:: Instructions to follow ::
Transcribe all of the records word for word, but omit the pictures.

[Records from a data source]

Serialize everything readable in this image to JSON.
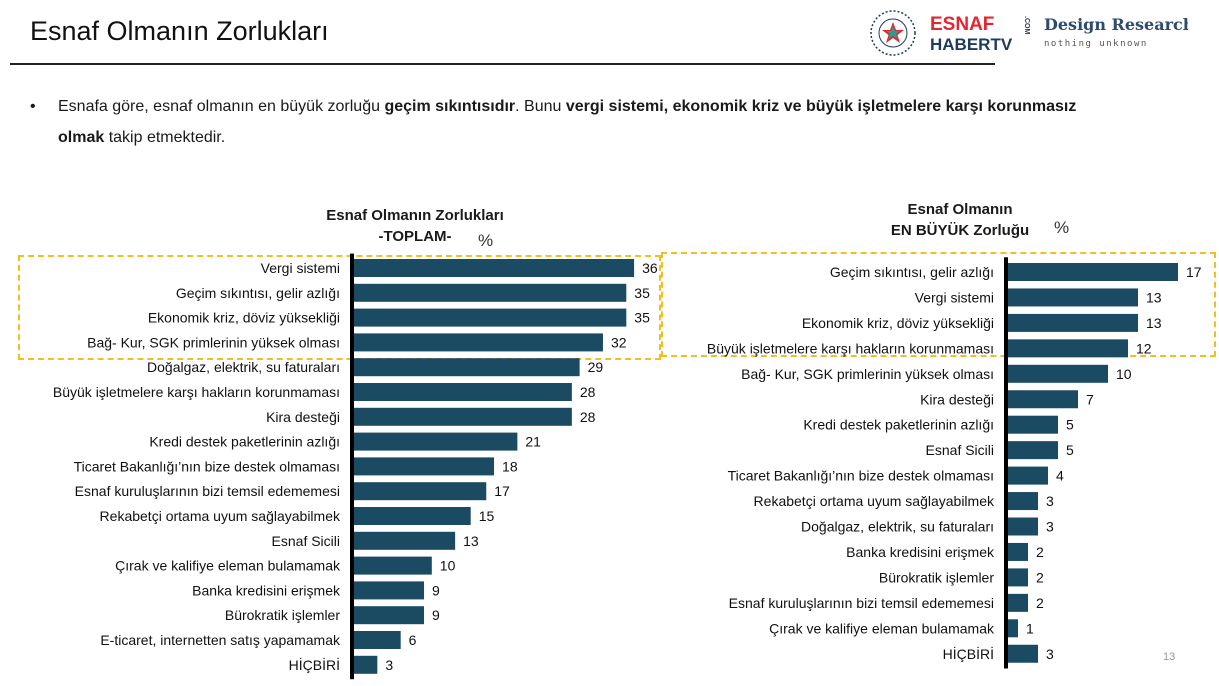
{
  "page": {
    "title": "Esnaf Olmanın Zorlukları",
    "page_number": "13",
    "bullet": {
      "t1": "Esnafa göre, esnaf olmanın en büyük zorluğu ",
      "b1": "geçim sıkıntısıdır",
      "t2": ".  Bunu ",
      "b2": "vergi sistemi, ekonomik kriz ve büyük işletmelere karşı korunmasız  olmak",
      "t3": " takip etmektedir."
    },
    "logos": {
      "badge_text": "ESNAF",
      "brand_top": "ESNAF",
      "brand_bottom": "HABERTV",
      "brand_com": ".COM",
      "dr_title": "Design Research",
      "dr_sub": "nothing unknown"
    },
    "colors": {
      "bar": "#1b4a63",
      "axis": "#000000",
      "highlight": "#f0c020",
      "logo_red": "#e3262f",
      "logo_navy": "#1f3a5f"
    }
  },
  "chart_data": [
    {
      "type": "bar",
      "orientation": "horizontal",
      "title_line1": "Esnaf Olmanın  Zorlukları",
      "title_line2": "-TOPLAM-",
      "unit": "%",
      "categories": [
        "Vergi sistemi",
        "Geçim sıkıntısı, gelir azlığı",
        "Ekonomik kriz, döviz yüksekliği",
        "Bağ- Kur, SGK primlerinin yüksek olması",
        "Doğalgaz, elektrik, su faturaları",
        "Büyük işletmelere karşı hakların korunmaması",
        "Kira desteği",
        "Kredi destek paketlerinin azlığı",
        "Ticaret Bakanlığı’nın bize destek olmaması",
        "Esnaf kuruluşlarının bizi temsil edememesi",
        "Rekabetçi ortama uyum sağlayabilmek",
        "Esnaf Sicili",
        "Çırak ve kalifiye eleman bulamamak",
        "Banka kredisini erişmek",
        "Bürokratik işlemler",
        "E-ticaret, internetten satış yapamamak",
        "HİÇBİRİ"
      ],
      "values": [
        36,
        35,
        35,
        32,
        29,
        28,
        28,
        21,
        18,
        17,
        15,
        13,
        10,
        9,
        9,
        6,
        3
      ],
      "highlighted_top": 4
    },
    {
      "type": "bar",
      "orientation": "horizontal",
      "title_line1": "Esnaf Olmanın",
      "title_line2": "EN BÜYÜK Zorluğu",
      "unit": "%",
      "categories": [
        "Geçim sıkıntısı, gelir azlığı",
        "Vergi sistemi",
        "Ekonomik kriz, döviz yüksekliği",
        "Büyük işletmelere karşı hakların korunmaması",
        "Bağ- Kur, SGK primlerinin yüksek olması",
        "Kira desteği",
        "Kredi destek paketlerinin azlığı",
        "Esnaf Sicili",
        "Ticaret Bakanlığı’nın bize destek olmaması",
        "Rekabetçi ortama uyum sağlayabilmek",
        "Doğalgaz, elektrik, su faturaları",
        "Banka kredisini erişmek",
        "Bürokratik işlemler",
        "Esnaf kuruluşlarının bizi temsil edememesi",
        "Çırak ve kalifiye eleman bulamamak",
        "HİÇBİRİ"
      ],
      "values": [
        17,
        13,
        13,
        12,
        10,
        7,
        5,
        5,
        4,
        3,
        3,
        2,
        2,
        2,
        1,
        3
      ],
      "highlighted_top": 4
    }
  ]
}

:: Correct response ::
Serialize everything readable in this image to JSON.
{
  "page": {
    "title": "Esnaf Olmanın Zorlukları",
    "page_number": "13",
    "bullet": {
      "t1": "Esnafa göre, esnaf olmanın en büyük zorluğu ",
      "b1": "geçim sıkıntısıdır",
      "t2": ".  Bunu ",
      "b2": "vergi sistemi, ekonomik kriz ve büyük işletmelere karşı korunmasız  olmak",
      "t3": " takip etmektedir."
    },
    "logos": {
      "badge_text": "ESNAF",
      "brand_top": "ESNAF",
      "brand_bottom": "HABERTV",
      "brand_com": ".COM",
      "dr_title": "Design Research",
      "dr_sub": "nothing unknown"
    },
    "colors": {
      "bar": "#1b4a63",
      "axis": "#000000",
      "highlight": "#f0c020",
      "logo_red": "#e3262f",
      "logo_navy": "#1f3a5f"
    }
  },
  "chart_data": [
    {
      "type": "bar",
      "orientation": "horizontal",
      "title_line1": "Esnaf Olmanın  Zorlukları",
      "title_line2": "-TOPLAM-",
      "unit": "%",
      "categories": [
        "Vergi sistemi",
        "Geçim sıkıntısı, gelir azlığı",
        "Ekonomik kriz, döviz yüksekliği",
        "Bağ- Kur, SGK primlerinin yüksek olması",
        "Doğalgaz, elektrik, su faturaları",
        "Büyük işletmelere karşı hakların korunmaması",
        "Kira desteği",
        "Kredi destek paketlerinin azlığı",
        "Ticaret Bakanlığı’nın bize destek olmaması",
        "Esnaf kuruluşlarının bizi temsil edememesi",
        "Rekabetçi ortama uyum sağlayabilmek",
        "Esnaf Sicili",
        "Çırak ve kalifiye eleman bulamamak",
        "Banka kredisini erişmek",
        "Bürokratik işlemler",
        "E-ticaret, internetten satış yapamamak",
        "HİÇBİRİ"
      ],
      "values": [
        36,
        35,
        35,
        32,
        29,
        28,
        28,
        21,
        18,
        17,
        15,
        13,
        10,
        9,
        9,
        6,
        3
      ],
      "highlighted_top": 4
    },
    {
      "type": "bar",
      "orientation": "horizontal",
      "title_line1": "Esnaf Olmanın",
      "title_line2": "EN BÜYÜK Zorluğu",
      "unit": "%",
      "categories": [
        "Geçim sıkıntısı, gelir azlığı",
        "Vergi sistemi",
        "Ekonomik kriz, döviz yüksekliği",
        "Büyük işletmelere karşı hakların korunmaması",
        "Bağ- Kur, SGK primlerinin yüksek olması",
        "Kira desteği",
        "Kredi destek paketlerinin azlığı",
        "Esnaf Sicili",
        "Ticaret Bakanlığı’nın bize destek olmaması",
        "Rekabetçi ortama uyum sağlayabilmek",
        "Doğalgaz, elektrik, su faturaları",
        "Banka kredisini erişmek",
        "Bürokratik işlemler",
        "Esnaf kuruluşlarının bizi temsil edememesi",
        "Çırak ve kalifiye eleman bulamamak",
        "HİÇBİRİ"
      ],
      "values": [
        17,
        13,
        13,
        12,
        10,
        7,
        5,
        5,
        4,
        3,
        3,
        2,
        2,
        2,
        1,
        3
      ],
      "highlighted_top": 4
    }
  ]
}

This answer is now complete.